───── ROWS

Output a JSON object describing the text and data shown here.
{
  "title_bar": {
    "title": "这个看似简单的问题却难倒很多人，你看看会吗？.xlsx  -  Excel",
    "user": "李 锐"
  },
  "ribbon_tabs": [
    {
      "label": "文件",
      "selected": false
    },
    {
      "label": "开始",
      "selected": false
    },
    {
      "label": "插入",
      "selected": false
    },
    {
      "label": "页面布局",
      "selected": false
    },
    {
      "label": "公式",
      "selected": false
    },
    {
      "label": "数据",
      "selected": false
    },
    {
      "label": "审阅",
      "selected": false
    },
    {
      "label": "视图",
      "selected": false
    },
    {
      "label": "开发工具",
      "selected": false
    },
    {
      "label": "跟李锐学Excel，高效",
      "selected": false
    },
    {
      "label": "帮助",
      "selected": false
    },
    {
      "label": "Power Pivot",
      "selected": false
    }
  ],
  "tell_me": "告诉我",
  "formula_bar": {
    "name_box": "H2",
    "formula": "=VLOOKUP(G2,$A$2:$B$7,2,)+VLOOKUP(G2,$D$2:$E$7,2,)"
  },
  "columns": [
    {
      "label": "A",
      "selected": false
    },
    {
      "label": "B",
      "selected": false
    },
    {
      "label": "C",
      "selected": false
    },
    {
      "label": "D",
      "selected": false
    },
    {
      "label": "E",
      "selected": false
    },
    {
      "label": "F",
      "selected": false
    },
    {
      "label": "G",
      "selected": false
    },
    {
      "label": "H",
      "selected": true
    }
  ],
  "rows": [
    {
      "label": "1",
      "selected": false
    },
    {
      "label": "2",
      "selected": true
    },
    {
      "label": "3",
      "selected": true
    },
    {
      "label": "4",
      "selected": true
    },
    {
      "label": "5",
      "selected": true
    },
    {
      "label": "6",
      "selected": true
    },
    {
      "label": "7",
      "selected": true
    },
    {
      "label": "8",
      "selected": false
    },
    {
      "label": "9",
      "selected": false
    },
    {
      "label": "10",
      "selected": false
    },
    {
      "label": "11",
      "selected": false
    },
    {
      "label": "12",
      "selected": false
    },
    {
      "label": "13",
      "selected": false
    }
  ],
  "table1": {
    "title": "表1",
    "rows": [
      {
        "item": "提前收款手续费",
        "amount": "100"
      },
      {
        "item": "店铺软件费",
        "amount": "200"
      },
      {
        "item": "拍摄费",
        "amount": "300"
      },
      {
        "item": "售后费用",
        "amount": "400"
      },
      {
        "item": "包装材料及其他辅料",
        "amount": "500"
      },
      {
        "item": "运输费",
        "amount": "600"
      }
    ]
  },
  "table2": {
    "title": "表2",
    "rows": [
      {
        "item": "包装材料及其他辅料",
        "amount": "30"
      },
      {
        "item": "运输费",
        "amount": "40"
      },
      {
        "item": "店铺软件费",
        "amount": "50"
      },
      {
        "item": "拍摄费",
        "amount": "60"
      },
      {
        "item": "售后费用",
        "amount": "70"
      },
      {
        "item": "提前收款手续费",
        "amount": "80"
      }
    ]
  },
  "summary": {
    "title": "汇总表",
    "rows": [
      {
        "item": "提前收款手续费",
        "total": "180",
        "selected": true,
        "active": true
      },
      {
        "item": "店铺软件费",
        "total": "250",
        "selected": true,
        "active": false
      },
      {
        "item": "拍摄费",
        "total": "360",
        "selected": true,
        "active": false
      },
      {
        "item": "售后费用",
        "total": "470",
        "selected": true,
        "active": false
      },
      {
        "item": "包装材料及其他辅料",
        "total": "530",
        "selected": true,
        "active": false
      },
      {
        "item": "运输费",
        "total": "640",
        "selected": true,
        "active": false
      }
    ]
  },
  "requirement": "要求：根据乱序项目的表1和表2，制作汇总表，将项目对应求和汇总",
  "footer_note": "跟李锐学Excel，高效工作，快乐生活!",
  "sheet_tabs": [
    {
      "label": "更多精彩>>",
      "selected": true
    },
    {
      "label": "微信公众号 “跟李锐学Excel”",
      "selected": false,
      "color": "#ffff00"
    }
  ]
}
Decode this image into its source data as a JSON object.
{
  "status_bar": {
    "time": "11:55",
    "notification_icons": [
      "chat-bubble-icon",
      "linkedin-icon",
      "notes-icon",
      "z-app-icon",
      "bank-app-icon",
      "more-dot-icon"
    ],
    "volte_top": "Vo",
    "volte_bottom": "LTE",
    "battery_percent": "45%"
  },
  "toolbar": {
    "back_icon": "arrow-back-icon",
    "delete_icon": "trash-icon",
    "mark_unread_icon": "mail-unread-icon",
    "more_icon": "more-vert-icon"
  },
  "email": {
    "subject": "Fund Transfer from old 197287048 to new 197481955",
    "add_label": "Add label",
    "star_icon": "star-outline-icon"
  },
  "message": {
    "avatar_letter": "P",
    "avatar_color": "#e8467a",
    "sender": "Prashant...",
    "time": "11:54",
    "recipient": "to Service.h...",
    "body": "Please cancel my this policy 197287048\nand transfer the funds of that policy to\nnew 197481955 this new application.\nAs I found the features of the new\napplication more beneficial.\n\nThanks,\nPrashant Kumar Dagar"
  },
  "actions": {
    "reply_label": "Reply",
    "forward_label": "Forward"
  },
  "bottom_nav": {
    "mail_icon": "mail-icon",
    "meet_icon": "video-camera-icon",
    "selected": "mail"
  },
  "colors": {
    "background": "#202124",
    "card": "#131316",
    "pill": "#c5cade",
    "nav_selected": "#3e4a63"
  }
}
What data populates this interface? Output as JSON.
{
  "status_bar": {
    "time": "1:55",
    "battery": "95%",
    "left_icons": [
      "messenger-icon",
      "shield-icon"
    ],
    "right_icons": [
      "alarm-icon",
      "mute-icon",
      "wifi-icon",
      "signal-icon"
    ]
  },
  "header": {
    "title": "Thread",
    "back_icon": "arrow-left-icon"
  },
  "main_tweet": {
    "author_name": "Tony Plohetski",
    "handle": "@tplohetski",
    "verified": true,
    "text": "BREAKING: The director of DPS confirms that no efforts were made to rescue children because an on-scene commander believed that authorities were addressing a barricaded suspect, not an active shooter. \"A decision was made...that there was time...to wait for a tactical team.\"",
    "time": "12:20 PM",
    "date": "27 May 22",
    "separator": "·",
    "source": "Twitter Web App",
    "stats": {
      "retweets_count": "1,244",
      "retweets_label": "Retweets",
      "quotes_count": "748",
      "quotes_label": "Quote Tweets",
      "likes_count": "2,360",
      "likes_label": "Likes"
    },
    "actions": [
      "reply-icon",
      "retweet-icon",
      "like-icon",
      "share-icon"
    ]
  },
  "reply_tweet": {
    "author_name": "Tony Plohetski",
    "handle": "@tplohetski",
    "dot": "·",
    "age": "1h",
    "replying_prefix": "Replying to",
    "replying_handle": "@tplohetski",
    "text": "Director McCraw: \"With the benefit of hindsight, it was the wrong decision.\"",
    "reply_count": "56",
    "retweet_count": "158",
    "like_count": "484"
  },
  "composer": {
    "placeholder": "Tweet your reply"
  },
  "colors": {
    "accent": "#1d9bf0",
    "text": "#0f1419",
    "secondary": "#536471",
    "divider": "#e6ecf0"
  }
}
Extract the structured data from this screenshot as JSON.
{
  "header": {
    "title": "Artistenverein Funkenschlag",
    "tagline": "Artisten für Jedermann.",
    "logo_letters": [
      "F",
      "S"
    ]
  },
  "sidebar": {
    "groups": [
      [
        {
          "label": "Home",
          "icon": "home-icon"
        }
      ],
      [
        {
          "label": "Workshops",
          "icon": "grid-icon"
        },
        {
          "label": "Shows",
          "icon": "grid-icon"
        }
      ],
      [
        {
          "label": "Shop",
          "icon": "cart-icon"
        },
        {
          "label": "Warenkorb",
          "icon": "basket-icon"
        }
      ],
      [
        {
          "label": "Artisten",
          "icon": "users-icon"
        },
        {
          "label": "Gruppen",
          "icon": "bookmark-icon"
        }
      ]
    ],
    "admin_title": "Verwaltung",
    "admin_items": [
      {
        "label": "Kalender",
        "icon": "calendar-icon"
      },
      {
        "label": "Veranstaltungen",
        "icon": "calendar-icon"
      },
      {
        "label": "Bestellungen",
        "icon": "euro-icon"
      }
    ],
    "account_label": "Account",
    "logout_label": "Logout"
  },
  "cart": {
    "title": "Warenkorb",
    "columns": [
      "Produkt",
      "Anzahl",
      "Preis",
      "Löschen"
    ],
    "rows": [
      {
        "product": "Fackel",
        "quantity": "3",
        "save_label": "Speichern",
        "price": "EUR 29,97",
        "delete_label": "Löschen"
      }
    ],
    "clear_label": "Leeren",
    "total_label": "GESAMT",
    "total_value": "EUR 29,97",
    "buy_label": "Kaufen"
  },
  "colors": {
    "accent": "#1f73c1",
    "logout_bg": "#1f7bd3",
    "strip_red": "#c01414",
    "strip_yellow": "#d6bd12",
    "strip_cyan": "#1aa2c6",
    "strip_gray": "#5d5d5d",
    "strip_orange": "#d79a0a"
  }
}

──────────

Extract every line that has the string "Output" in it.

Output a JSON object describing the text and data shown here.
What data populates this interface? Output as JSON.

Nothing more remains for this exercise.